Stored entries:
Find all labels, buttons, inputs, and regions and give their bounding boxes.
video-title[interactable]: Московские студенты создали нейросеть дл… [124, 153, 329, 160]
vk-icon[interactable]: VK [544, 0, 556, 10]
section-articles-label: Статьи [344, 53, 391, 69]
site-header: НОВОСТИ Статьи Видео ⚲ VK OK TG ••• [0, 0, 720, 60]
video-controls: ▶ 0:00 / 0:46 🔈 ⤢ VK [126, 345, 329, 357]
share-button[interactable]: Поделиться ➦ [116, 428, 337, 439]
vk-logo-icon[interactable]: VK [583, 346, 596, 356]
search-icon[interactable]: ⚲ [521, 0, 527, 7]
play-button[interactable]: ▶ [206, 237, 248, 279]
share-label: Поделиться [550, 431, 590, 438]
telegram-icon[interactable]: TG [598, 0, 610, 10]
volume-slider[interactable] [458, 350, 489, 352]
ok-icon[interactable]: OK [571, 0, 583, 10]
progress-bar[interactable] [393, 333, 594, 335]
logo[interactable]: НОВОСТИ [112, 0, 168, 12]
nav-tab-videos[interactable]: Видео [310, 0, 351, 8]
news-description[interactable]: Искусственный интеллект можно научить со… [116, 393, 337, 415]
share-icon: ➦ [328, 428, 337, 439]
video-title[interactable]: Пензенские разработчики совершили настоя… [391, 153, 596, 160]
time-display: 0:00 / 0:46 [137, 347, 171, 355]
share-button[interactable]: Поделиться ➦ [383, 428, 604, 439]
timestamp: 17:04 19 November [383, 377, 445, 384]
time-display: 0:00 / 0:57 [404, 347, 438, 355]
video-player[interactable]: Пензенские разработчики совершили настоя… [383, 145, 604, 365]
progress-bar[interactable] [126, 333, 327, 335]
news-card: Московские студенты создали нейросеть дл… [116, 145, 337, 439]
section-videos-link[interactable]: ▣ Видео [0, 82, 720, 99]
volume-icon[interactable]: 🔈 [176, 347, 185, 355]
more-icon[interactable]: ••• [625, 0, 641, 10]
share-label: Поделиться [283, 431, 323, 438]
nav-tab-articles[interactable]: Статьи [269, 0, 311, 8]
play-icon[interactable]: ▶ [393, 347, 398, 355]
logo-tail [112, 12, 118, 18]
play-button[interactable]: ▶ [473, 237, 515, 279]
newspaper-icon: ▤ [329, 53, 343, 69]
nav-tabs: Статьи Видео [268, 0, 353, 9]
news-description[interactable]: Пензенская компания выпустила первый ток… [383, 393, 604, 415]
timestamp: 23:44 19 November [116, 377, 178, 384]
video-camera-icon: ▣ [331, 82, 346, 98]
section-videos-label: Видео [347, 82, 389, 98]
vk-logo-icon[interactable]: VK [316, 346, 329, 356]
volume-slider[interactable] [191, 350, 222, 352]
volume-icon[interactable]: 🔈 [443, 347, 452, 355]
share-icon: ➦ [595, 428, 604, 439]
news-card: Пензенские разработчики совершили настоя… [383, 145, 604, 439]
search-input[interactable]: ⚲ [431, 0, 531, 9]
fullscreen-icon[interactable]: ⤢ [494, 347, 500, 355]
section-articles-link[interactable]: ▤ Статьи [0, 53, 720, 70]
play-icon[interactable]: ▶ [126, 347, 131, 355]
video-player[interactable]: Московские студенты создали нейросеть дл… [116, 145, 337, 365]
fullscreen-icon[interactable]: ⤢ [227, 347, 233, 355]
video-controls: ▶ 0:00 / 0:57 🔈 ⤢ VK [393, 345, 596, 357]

_Set task:_ Repeat every line of the items above verbatim.

_Exercise answer:_
Find all labels, buttons, inputs, and regions and give their bounding boxes.
video-title[interactable]: Московские студенты создали нейросеть дл… [124, 153, 329, 160]
vk-icon[interactable]: VK [544, 0, 556, 10]
section-articles-label: Статьи [344, 53, 391, 69]
site-header: НОВОСТИ Статьи Видео ⚲ VK OK TG ••• [0, 0, 720, 60]
video-controls: ▶ 0:00 / 0:46 🔈 ⤢ VK [126, 345, 329, 357]
share-button[interactable]: Поделиться ➦ [116, 428, 337, 439]
vk-logo-icon[interactable]: VK [583, 346, 596, 356]
search-icon[interactable]: ⚲ [521, 0, 527, 7]
play-button[interactable]: ▶ [206, 237, 248, 279]
share-label: Поделиться [550, 431, 590, 438]
telegram-icon[interactable]: TG [598, 0, 610, 10]
volume-slider[interactable] [458, 350, 489, 352]
ok-icon[interactable]: OK [571, 0, 583, 10]
progress-bar[interactable] [393, 333, 594, 335]
logo[interactable]: НОВОСТИ [112, 0, 168, 12]
nav-tab-videos[interactable]: Видео [310, 0, 351, 8]
news-description[interactable]: Искусственный интеллект можно научить со… [116, 393, 337, 415]
share-icon: ➦ [328, 428, 337, 439]
video-title[interactable]: Пензенские разработчики совершили настоя… [391, 153, 596, 160]
time-display: 0:00 / 0:46 [137, 347, 171, 355]
share-button[interactable]: Поделиться ➦ [383, 428, 604, 439]
timestamp: 17:04 19 November [383, 377, 445, 384]
time-display: 0:00 / 0:57 [404, 347, 438, 355]
video-player[interactable]: Пензенские разработчики совершили настоя… [383, 145, 604, 365]
progress-bar[interactable] [126, 333, 327, 335]
news-card: Московские студенты создали нейросеть дл… [116, 145, 337, 439]
section-videos-link[interactable]: ▣ Видео [0, 82, 720, 99]
volume-icon[interactable]: 🔈 [176, 347, 185, 355]
more-icon[interactable]: ••• [625, 0, 641, 10]
share-label: Поделиться [283, 431, 323, 438]
nav-tab-articles[interactable]: Статьи [269, 0, 311, 8]
play-icon[interactable]: ▶ [393, 347, 398, 355]
logo-tail [112, 12, 118, 18]
play-button[interactable]: ▶ [473, 237, 515, 279]
newspaper-icon: ▤ [329, 53, 343, 69]
nav-tabs: Статьи Видео [268, 0, 353, 9]
news-description[interactable]: Пензенская компания выпустила первый ток… [383, 393, 604, 415]
timestamp: 23:44 19 November [116, 377, 178, 384]
video-camera-icon: ▣ [331, 82, 346, 98]
section-videos-label: Видео [347, 82, 389, 98]
vk-logo-icon[interactable]: VK [316, 346, 329, 356]
volume-slider[interactable] [191, 350, 222, 352]
volume-icon[interactable]: 🔈 [443, 347, 452, 355]
share-icon: ➦ [595, 428, 604, 439]
news-card: Пензенские разработчики совершили настоя… [383, 145, 604, 439]
search-input[interactable]: ⚲ [431, 0, 531, 9]
fullscreen-icon[interactable]: ⤢ [494, 347, 500, 355]
section-articles-link[interactable]: ▤ Статьи [0, 53, 720, 70]
play-icon[interactable]: ▶ [126, 347, 131, 355]
video-player[interactable]: Московские студенты создали нейросеть дл… [116, 145, 337, 365]
fullscreen-icon[interactable]: ⤢ [227, 347, 233, 355]
video-controls: ▶ 0:00 / 0:57 🔈 ⤢ VK [393, 345, 596, 357]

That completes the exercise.